[Dataset excerpts]
++++
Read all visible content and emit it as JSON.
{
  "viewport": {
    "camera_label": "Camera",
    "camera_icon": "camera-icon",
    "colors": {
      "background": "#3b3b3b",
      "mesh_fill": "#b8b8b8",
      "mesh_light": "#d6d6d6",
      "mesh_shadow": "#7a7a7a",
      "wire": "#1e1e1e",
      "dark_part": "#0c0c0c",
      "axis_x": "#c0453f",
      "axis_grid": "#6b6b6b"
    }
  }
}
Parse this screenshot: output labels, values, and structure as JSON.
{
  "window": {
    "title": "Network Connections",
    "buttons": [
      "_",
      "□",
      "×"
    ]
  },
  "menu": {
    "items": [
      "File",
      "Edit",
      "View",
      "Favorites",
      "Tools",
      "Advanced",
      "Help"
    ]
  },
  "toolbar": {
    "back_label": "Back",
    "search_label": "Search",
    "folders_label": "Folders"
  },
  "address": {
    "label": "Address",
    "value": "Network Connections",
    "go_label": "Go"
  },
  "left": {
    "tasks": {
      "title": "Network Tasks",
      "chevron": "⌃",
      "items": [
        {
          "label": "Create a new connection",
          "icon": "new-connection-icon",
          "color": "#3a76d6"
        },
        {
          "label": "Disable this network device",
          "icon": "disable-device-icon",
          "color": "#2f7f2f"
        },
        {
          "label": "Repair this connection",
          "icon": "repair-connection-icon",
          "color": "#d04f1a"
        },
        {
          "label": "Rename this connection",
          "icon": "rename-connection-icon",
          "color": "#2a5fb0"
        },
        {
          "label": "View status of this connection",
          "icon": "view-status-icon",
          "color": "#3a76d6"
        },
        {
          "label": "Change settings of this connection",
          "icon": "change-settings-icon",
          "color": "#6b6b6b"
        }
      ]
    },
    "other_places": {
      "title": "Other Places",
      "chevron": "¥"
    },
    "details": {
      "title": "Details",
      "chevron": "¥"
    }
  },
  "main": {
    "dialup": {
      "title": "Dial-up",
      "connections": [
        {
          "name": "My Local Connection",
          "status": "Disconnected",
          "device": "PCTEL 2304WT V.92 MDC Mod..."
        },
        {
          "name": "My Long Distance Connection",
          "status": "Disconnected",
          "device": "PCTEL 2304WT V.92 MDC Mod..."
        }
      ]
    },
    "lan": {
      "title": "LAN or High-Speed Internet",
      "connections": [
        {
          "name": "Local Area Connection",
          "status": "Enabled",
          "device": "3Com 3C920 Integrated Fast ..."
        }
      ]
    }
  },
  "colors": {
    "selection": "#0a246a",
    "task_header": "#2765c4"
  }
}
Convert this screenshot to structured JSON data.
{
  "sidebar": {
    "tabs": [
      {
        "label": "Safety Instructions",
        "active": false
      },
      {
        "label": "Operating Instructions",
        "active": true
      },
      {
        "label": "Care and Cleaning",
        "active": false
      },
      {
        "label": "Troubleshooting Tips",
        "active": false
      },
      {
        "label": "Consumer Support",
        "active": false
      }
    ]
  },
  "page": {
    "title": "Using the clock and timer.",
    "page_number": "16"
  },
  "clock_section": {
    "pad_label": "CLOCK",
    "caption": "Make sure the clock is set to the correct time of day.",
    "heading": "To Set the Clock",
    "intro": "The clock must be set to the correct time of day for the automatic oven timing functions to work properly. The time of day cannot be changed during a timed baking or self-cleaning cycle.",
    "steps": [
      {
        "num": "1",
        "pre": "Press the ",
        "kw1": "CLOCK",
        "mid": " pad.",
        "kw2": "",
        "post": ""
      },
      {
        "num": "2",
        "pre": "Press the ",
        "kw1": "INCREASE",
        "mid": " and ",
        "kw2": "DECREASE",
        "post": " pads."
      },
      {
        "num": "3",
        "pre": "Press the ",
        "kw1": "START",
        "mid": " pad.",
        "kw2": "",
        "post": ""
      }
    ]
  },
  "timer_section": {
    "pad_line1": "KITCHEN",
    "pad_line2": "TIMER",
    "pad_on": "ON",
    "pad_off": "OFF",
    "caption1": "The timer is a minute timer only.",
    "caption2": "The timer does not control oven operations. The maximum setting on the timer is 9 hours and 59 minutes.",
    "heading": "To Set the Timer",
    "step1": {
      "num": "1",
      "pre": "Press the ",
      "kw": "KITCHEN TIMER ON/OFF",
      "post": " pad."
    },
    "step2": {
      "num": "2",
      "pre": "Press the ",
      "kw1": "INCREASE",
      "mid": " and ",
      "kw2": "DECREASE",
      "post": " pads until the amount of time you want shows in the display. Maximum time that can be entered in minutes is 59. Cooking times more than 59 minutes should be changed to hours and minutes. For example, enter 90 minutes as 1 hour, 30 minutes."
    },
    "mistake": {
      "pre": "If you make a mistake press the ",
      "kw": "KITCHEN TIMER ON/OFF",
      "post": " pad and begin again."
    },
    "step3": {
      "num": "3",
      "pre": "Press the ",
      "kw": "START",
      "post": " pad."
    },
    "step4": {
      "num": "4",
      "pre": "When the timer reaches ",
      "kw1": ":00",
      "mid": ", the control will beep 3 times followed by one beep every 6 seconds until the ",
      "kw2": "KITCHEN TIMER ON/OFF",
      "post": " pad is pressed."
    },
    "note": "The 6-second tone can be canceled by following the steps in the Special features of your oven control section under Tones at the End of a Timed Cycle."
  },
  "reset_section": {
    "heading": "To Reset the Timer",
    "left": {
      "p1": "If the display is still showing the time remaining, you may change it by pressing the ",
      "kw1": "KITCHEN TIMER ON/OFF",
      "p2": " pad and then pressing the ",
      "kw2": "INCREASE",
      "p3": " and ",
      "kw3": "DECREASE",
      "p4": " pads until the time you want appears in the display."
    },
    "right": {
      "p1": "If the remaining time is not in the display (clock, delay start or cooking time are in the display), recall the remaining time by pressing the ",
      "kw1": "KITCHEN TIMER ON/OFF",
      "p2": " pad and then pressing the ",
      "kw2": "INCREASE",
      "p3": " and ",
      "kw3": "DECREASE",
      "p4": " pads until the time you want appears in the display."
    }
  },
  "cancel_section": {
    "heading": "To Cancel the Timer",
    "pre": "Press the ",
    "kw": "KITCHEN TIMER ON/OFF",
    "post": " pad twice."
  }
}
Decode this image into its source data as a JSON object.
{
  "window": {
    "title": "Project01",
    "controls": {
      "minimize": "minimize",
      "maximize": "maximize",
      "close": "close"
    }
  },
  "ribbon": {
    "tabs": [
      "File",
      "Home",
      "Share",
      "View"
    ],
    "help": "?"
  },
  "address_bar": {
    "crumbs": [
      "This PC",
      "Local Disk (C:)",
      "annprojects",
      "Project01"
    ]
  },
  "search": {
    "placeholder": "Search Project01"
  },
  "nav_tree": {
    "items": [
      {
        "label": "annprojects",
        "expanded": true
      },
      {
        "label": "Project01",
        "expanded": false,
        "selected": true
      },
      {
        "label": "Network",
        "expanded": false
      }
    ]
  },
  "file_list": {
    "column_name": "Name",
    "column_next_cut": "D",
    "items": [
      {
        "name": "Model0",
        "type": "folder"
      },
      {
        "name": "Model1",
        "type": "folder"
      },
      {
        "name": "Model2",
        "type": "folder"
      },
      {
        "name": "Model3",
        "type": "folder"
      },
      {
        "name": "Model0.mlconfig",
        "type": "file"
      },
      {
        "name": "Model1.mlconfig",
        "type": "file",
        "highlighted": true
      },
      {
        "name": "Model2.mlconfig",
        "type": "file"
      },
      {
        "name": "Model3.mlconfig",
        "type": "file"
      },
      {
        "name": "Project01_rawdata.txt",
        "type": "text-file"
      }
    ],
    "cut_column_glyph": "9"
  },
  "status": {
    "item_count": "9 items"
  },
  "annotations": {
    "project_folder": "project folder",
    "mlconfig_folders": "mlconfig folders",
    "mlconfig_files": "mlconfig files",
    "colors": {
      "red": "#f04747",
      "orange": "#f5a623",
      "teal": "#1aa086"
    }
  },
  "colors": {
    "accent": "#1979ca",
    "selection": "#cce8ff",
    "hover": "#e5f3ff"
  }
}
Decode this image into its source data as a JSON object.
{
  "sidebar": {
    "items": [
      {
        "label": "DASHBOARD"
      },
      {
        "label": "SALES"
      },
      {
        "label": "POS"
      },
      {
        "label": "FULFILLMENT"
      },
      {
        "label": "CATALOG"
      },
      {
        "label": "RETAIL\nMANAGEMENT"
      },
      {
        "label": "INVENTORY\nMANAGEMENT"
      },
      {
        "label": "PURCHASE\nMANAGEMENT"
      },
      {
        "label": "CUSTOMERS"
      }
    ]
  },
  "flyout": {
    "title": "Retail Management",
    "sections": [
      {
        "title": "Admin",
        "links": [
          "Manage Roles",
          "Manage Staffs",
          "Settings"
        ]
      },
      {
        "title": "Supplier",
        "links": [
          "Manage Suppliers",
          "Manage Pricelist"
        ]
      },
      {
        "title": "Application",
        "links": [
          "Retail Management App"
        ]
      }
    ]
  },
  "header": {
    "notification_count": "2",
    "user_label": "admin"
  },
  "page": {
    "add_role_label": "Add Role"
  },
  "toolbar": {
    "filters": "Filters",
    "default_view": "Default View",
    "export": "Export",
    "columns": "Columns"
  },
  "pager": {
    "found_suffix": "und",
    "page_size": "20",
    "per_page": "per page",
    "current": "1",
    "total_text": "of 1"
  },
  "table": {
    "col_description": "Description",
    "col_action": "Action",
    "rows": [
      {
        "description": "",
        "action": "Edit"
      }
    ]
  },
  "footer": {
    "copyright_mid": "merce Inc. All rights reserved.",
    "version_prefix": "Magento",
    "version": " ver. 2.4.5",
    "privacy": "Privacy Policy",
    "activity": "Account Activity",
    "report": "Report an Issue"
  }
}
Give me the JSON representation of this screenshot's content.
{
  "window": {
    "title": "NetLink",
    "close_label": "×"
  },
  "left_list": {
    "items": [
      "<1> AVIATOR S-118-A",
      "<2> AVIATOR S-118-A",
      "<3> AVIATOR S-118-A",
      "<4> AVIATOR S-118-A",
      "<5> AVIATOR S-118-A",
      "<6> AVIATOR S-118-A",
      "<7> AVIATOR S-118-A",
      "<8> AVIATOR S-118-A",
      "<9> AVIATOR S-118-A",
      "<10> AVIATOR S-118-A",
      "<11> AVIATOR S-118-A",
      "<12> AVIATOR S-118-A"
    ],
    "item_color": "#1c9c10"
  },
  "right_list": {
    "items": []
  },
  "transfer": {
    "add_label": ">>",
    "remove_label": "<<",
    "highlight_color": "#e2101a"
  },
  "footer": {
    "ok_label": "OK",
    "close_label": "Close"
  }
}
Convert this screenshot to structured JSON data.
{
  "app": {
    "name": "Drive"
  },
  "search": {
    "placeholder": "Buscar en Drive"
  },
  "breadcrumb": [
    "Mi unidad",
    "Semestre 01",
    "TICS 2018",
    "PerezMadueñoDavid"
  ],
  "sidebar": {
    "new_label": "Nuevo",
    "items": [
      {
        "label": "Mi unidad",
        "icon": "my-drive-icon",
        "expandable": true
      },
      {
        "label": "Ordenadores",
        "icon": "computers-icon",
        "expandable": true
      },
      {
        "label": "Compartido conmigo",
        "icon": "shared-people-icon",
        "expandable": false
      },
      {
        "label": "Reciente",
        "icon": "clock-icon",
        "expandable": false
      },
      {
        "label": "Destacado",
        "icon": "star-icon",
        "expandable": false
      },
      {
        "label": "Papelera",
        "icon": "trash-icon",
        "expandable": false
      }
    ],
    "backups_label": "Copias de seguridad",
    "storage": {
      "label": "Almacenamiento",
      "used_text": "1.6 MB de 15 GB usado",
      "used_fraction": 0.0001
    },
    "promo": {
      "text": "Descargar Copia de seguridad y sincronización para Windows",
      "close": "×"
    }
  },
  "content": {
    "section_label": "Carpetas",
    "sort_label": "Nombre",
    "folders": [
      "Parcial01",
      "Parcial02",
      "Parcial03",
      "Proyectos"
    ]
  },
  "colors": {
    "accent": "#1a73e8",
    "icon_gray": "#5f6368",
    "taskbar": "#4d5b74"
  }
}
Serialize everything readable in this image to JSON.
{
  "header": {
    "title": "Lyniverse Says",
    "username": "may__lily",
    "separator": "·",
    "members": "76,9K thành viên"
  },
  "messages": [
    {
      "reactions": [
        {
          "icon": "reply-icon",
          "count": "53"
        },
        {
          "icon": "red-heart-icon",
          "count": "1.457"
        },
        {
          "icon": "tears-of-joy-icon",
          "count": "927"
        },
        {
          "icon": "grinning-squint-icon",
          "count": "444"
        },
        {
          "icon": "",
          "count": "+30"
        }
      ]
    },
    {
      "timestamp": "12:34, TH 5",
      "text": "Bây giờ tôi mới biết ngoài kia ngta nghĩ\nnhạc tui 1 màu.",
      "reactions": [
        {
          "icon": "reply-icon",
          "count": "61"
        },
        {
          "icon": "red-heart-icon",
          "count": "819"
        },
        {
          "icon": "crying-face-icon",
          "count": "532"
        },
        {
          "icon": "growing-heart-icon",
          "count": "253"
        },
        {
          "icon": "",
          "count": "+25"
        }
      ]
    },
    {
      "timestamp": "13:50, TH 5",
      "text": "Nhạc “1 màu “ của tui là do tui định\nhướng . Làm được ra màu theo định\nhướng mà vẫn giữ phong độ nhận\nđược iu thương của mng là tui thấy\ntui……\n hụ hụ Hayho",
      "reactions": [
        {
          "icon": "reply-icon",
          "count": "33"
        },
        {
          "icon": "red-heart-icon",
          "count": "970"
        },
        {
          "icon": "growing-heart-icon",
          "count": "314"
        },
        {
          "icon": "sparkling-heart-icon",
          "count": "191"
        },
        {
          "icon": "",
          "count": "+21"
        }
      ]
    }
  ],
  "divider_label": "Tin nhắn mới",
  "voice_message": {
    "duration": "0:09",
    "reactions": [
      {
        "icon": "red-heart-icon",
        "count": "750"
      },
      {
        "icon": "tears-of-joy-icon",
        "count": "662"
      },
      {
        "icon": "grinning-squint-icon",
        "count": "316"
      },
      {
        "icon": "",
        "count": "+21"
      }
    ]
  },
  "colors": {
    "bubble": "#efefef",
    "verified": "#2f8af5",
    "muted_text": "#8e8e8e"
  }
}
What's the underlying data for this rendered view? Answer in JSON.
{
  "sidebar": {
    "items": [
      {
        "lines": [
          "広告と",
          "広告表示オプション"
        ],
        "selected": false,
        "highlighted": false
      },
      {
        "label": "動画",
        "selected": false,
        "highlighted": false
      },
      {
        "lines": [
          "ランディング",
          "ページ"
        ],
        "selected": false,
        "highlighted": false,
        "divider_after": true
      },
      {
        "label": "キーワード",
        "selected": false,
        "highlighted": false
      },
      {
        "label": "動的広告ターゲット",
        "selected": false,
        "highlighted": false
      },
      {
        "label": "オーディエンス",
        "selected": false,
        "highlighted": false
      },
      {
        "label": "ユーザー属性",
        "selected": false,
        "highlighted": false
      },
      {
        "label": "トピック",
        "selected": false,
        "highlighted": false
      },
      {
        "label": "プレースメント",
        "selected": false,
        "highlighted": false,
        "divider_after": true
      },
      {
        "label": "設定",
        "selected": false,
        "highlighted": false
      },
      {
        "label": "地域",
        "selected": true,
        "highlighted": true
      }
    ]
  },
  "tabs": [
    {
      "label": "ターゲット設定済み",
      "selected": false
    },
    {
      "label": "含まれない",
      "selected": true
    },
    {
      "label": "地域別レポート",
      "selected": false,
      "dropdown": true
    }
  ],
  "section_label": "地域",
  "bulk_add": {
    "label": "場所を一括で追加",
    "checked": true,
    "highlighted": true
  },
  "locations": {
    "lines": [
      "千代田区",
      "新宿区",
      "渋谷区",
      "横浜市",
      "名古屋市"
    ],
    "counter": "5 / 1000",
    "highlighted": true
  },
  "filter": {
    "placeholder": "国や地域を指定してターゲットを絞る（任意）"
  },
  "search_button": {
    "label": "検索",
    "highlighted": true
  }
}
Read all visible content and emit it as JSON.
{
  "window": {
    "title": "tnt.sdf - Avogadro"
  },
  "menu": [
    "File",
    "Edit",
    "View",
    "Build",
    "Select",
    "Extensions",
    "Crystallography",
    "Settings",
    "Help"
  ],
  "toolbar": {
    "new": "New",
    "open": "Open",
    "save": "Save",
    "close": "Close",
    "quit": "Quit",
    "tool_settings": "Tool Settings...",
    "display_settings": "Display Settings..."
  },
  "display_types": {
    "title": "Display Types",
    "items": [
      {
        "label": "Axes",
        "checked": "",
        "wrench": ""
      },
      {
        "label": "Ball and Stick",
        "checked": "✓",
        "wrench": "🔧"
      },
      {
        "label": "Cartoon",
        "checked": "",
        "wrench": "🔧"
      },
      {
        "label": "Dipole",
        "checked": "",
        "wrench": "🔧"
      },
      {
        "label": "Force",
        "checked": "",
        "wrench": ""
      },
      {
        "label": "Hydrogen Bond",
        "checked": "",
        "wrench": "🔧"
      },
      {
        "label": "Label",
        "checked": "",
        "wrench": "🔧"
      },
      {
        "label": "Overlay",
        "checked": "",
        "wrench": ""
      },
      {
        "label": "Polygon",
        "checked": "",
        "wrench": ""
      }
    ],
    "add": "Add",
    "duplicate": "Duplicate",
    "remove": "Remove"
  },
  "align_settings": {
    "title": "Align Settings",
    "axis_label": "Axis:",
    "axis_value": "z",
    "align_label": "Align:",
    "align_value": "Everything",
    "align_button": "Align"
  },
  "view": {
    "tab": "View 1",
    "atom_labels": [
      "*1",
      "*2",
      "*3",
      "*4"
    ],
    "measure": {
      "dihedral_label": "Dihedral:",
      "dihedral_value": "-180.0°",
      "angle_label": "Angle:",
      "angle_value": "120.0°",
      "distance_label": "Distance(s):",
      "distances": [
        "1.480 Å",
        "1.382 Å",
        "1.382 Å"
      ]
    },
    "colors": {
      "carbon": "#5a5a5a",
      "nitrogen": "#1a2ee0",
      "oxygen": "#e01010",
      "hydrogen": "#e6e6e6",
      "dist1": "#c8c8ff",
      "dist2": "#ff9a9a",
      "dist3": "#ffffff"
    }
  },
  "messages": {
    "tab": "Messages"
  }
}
++++
- _TASK_: Identify every line where the string "expanded" appears.

- _SOLUTION BELOW_:
        "expanded": true
        "expanded": false,
        "expanded": false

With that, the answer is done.